The request: Of the lines in this material, how many contain "year"? Answer with a single number only.
>> Begin Supplied records
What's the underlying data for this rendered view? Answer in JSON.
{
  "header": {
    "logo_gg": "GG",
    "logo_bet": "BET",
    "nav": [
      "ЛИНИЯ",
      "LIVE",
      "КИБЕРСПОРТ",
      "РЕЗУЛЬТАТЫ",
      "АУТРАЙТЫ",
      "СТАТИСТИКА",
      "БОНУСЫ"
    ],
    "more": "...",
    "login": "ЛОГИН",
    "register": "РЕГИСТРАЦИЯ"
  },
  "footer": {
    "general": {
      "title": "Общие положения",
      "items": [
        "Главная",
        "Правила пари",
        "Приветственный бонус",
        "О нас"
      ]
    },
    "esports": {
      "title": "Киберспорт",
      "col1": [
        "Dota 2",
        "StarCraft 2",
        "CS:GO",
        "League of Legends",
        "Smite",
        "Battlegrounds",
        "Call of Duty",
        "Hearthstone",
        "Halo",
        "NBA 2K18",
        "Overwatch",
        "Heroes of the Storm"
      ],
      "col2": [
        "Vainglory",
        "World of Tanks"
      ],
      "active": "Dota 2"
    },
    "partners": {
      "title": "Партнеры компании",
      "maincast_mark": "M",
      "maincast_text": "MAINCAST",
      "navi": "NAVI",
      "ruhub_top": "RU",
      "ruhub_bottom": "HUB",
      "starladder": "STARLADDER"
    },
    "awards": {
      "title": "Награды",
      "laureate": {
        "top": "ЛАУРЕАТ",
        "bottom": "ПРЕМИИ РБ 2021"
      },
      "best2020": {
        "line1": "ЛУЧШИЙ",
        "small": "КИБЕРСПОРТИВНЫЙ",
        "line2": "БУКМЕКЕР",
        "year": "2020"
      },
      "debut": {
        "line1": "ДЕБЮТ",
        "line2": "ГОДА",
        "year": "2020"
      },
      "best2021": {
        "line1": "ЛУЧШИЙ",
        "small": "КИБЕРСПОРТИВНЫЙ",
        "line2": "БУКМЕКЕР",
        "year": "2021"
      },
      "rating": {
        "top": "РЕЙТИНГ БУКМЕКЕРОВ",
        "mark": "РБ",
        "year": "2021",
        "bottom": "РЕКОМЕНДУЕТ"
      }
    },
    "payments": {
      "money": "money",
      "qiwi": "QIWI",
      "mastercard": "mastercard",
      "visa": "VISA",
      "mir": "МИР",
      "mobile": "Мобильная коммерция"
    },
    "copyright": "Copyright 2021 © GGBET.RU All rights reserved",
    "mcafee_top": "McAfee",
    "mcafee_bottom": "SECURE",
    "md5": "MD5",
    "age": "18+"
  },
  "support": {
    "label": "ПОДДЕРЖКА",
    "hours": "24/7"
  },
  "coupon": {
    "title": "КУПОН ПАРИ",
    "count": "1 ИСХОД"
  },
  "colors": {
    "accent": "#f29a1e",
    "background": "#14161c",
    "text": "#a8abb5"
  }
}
>> End Supplied records
Expected output: 4